··· Provided information
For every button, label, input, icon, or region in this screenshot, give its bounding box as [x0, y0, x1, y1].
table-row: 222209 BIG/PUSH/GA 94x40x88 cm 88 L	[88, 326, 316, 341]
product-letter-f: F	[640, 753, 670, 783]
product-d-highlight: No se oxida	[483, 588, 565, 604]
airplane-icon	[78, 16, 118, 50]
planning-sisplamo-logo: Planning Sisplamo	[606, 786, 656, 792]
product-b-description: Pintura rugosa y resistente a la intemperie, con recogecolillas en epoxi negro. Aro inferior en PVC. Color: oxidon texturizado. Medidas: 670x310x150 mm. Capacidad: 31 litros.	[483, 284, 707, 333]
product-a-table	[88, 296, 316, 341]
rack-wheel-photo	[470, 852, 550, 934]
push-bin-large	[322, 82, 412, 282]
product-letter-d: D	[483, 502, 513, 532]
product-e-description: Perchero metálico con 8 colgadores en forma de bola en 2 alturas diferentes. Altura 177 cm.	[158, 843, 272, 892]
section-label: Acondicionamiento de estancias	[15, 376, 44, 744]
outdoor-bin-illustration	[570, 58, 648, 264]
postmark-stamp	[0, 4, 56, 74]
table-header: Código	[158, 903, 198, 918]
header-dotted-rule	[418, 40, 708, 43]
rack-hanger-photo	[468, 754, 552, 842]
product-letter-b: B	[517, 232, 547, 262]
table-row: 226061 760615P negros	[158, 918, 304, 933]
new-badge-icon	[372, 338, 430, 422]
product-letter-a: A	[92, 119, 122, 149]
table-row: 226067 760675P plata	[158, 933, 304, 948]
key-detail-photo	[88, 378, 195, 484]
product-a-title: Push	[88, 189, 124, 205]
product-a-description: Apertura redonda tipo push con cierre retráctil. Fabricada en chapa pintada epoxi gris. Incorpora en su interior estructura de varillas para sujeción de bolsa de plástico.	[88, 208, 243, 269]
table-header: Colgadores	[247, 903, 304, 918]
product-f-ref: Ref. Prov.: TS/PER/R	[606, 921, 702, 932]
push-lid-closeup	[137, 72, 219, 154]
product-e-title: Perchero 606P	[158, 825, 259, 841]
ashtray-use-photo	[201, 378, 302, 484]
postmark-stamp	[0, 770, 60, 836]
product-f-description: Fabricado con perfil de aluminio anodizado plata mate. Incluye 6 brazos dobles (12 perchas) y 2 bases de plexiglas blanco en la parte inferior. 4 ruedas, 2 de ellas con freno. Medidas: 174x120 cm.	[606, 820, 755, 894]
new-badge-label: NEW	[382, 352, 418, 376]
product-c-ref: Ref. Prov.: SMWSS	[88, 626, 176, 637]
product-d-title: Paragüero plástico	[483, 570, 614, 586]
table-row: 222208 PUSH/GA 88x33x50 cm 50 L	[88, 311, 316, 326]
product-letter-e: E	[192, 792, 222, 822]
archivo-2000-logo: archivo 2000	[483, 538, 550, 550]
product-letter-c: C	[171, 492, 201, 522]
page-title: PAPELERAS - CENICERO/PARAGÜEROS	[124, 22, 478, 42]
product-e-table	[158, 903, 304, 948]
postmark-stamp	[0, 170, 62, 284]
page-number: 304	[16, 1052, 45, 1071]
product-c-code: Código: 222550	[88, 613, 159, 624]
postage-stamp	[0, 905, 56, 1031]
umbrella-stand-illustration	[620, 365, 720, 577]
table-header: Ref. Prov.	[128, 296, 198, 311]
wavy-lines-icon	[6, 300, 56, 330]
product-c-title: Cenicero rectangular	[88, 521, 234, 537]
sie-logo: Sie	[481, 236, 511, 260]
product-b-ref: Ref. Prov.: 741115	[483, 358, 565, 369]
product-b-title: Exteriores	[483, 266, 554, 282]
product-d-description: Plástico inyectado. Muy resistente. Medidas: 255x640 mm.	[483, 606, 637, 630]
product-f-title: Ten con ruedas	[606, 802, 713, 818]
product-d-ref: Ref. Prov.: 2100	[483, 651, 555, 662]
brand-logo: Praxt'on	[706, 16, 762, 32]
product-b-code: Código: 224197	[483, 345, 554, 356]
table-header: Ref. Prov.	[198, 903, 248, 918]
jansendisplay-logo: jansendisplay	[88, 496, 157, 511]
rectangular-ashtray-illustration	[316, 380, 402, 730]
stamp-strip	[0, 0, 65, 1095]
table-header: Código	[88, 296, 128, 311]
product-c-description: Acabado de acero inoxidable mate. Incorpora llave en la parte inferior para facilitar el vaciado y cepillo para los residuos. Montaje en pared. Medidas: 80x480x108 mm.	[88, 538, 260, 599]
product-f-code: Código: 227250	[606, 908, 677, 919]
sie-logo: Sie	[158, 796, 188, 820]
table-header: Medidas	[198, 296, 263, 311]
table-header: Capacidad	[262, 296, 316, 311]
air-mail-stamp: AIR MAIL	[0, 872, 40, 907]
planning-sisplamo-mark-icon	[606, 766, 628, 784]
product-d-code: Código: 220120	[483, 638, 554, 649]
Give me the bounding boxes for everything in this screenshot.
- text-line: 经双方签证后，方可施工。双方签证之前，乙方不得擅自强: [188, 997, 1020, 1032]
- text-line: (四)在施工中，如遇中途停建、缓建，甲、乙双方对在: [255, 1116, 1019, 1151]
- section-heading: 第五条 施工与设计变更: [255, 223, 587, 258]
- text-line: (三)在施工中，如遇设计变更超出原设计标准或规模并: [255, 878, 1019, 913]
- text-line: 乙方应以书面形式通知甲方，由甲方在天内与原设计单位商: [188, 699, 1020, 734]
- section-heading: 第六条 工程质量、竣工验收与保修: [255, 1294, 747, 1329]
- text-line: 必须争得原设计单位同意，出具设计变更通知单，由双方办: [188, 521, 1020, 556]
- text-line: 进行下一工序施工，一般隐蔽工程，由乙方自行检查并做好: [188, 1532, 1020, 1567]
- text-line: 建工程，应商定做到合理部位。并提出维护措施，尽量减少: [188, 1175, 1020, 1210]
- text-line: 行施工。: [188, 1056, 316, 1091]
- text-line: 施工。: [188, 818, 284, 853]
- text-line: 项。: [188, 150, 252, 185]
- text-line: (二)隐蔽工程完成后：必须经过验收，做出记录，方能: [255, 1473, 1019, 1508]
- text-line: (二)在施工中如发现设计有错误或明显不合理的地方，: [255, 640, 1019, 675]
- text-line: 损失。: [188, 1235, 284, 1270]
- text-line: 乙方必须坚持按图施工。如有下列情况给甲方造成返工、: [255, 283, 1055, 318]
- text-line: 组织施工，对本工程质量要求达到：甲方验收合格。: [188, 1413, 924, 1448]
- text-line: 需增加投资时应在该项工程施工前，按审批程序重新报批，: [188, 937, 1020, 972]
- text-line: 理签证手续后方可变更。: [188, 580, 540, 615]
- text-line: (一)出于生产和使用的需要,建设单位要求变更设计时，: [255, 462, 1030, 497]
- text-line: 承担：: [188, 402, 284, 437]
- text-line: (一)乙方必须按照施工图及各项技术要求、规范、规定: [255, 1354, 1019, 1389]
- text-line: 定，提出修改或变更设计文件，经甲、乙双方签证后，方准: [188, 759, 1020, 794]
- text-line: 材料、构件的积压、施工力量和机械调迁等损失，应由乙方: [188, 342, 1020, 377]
······
*Written instruction*
In all the items above, replace "table-row" with "data-row" wherever it occurs. Then write out the lines again, leaving everything else unchanged.

*Output*
For every button, label, input, icon, or region in this screenshot, give its bounding box as [x0, y0, x1, y1].
data-row: 222209 BIG/PUSH/GA 94x40x88 cm 88 L	[88, 326, 316, 341]
product-letter-f: F	[640, 753, 670, 783]
product-d-highlight: No se oxida	[483, 588, 565, 604]
airplane-icon	[78, 16, 118, 50]
planning-sisplamo-logo: Planning Sisplamo	[606, 786, 656, 792]
product-b-description: Pintura rugosa y resistente a la intemperie, con recogecolillas en epoxi negro. Aro inferior en PVC. Color: oxidon texturizado. Medidas: 670x310x150 mm. Capacidad: 31 litros.	[483, 284, 707, 333]
product-a-table	[88, 296, 316, 341]
rack-wheel-photo	[470, 852, 550, 934]
push-bin-large	[322, 82, 412, 282]
product-letter-d: D	[483, 502, 513, 532]
product-e-description: Perchero metálico con 8 colgadores en forma de bola en 2 alturas diferentes. Altura 177 cm.	[158, 843, 272, 892]
section-label: Acondicionamiento de estancias	[15, 376, 44, 744]
outdoor-bin-illustration	[570, 58, 648, 264]
postmark-stamp	[0, 4, 56, 74]
table-header: Código	[158, 903, 198, 918]
header-dotted-rule	[418, 40, 708, 43]
rack-hanger-photo	[468, 754, 552, 842]
product-letter-b: B	[517, 232, 547, 262]
data-row: 226061 760615P negros	[158, 918, 304, 933]
new-badge-icon	[372, 338, 430, 422]
product-letter-a: A	[92, 119, 122, 149]
data-row: 226067 760675P plata	[158, 933, 304, 948]
key-detail-photo	[88, 378, 195, 484]
product-a-title: Push	[88, 189, 124, 205]
product-a-description: Apertura redonda tipo push con cierre retráctil. Fabricada en chapa pintada epoxi gris. Incorpora en su interior estructura de varillas para sujeción de bolsa de plástico.	[88, 208, 243, 269]
table-header: Colgadores	[247, 903, 304, 918]
product-f-ref: Ref. Prov.: TS/PER/R	[606, 921, 702, 932]
push-lid-closeup	[137, 72, 219, 154]
product-e-title: Perchero 606P	[158, 825, 259, 841]
ashtray-use-photo	[201, 378, 302, 484]
postmark-stamp	[0, 770, 60, 836]
product-f-description: Fabricado con perfil de aluminio anodizado plata mate. Incluye 6 brazos dobles (12 perchas) y 2 bases de plexiglas blanco en la parte inferior. 4 ruedas, 2 de ellas con freno. Medidas: 174x120 cm.	[606, 820, 755, 894]
new-badge-label: NEW	[382, 352, 418, 376]
product-c-ref: Ref. Prov.: SMWSS	[88, 626, 176, 637]
product-d-title: Paragüero plástico	[483, 570, 614, 586]
data-row: 222208 PUSH/GA 88x33x50 cm 50 L	[88, 311, 316, 326]
product-letter-e: E	[192, 792, 222, 822]
archivo-2000-logo: archivo 2000	[483, 538, 550, 550]
product-letter-c: C	[171, 492, 201, 522]
page-title: PAPELERAS - CENICERO/PARAGÜEROS	[124, 22, 478, 42]
product-e-table	[158, 903, 304, 948]
postmark-stamp	[0, 170, 62, 284]
page-number: 304	[16, 1052, 45, 1071]
product-c-code: Código: 222550	[88, 613, 159, 624]
postage-stamp	[0, 905, 56, 1031]
umbrella-stand-illustration	[620, 365, 720, 577]
table-header: Ref. Prov.	[128, 296, 198, 311]
wavy-lines-icon	[6, 300, 56, 330]
product-c-title: Cenicero rectangular	[88, 521, 234, 537]
sie-logo: Sie	[481, 236, 511, 260]
product-b-ref: Ref. Prov.: 741115	[483, 358, 565, 369]
product-b-title: Exteriores	[483, 266, 554, 282]
product-d-description: Plástico inyectado. Muy resistente. Medidas: 255x640 mm.	[483, 606, 637, 630]
product-f-title: Ten con ruedas	[606, 802, 713, 818]
product-d-ref: Ref. Prov.: 2100	[483, 651, 555, 662]
brand-logo: Praxt'on	[706, 16, 762, 32]
product-b-code: Código: 224197	[483, 345, 554, 356]
table-header: Ref. Prov.	[198, 903, 248, 918]
jansendisplay-logo: jansendisplay	[88, 496, 157, 511]
rectangular-ashtray-illustration	[316, 380, 402, 730]
stamp-strip	[0, 0, 65, 1095]
table-header: Código	[88, 296, 128, 311]
product-c-description: Acabado de acero inoxidable mate. Incorpora llave en la parte inferior para facilitar el vaciado y cepillo para los residuos. Montaje en pared. Medidas: 80x480x108 mm.	[88, 538, 260, 599]
product-f-code: Código: 227250	[606, 908, 677, 919]
sie-logo: Sie	[158, 796, 188, 820]
table-header: Medidas	[198, 296, 263, 311]
table-header: Capacidad	[262, 296, 316, 311]
air-mail-stamp: AIR MAIL	[0, 872, 40, 907]
planning-sisplamo-mark-icon	[606, 766, 628, 784]
product-d-code: Código: 220120	[483, 638, 554, 649]
Give me the bounding boxes for everything in this screenshot.
- text-line: 经双方签证后，方可施工。双方签证之前，乙方不得擅自强: [188, 997, 1020, 1032]
- text-line: (四)在施工中，如遇中途停建、缓建，甲、乙双方对在: [255, 1116, 1019, 1151]
- section-heading: 第五条 施工与设计变更: [255, 223, 587, 258]
- text-line: (三)在施工中，如遇设计变更超出原设计标准或规模并: [255, 878, 1019, 913]
- text-line: 乙方应以书面形式通知甲方，由甲方在天内与原设计单位商: [188, 699, 1020, 734]
- section-heading: 第六条 工程质量、竣工验收与保修: [255, 1294, 747, 1329]
- text-line: 必须争得原设计单位同意，出具设计变更通知单，由双方办: [188, 521, 1020, 556]
- text-line: 进行下一工序施工，一般隐蔽工程，由乙方自行检查并做好: [188, 1532, 1020, 1567]
- text-line: 建工程，应商定做到合理部位。并提出维护措施，尽量减少: [188, 1175, 1020, 1210]
- text-line: 行施工。: [188, 1056, 316, 1091]
- text-line: 施工。: [188, 818, 284, 853]
- text-line: 项。: [188, 150, 252, 185]
- text-line: (二)隐蔽工程完成后：必须经过验收，做出记录，方能: [255, 1473, 1019, 1508]
- text-line: (二)在施工中如发现设计有错误或明显不合理的地方，: [255, 640, 1019, 675]
- text-line: 损失。: [188, 1235, 284, 1270]
- text-line: 乙方必须坚持按图施工。如有下列情况给甲方造成返工、: [255, 283, 1055, 318]
- text-line: 组织施工，对本工程质量要求达到：甲方验收合格。: [188, 1413, 924, 1448]
- text-line: 需增加投资时应在该项工程施工前，按审批程序重新报批，: [188, 937, 1020, 972]
- text-line: 理签证手续后方可变更。: [188, 580, 540, 615]
- text-line: (一)出于生产和使用的需要,建设单位要求变更设计时，: [255, 462, 1030, 497]
- text-line: 承担：: [188, 402, 284, 437]
- text-line: (一)乙方必须按照施工图及各项技术要求、规范、规定: [255, 1354, 1019, 1389]
- text-line: 定，提出修改或变更设计文件，经甲、乙双方签证后，方准: [188, 759, 1020, 794]
- text-line: 材料、构件的积压、施工力量和机械调迁等损失，应由乙方: [188, 342, 1020, 377]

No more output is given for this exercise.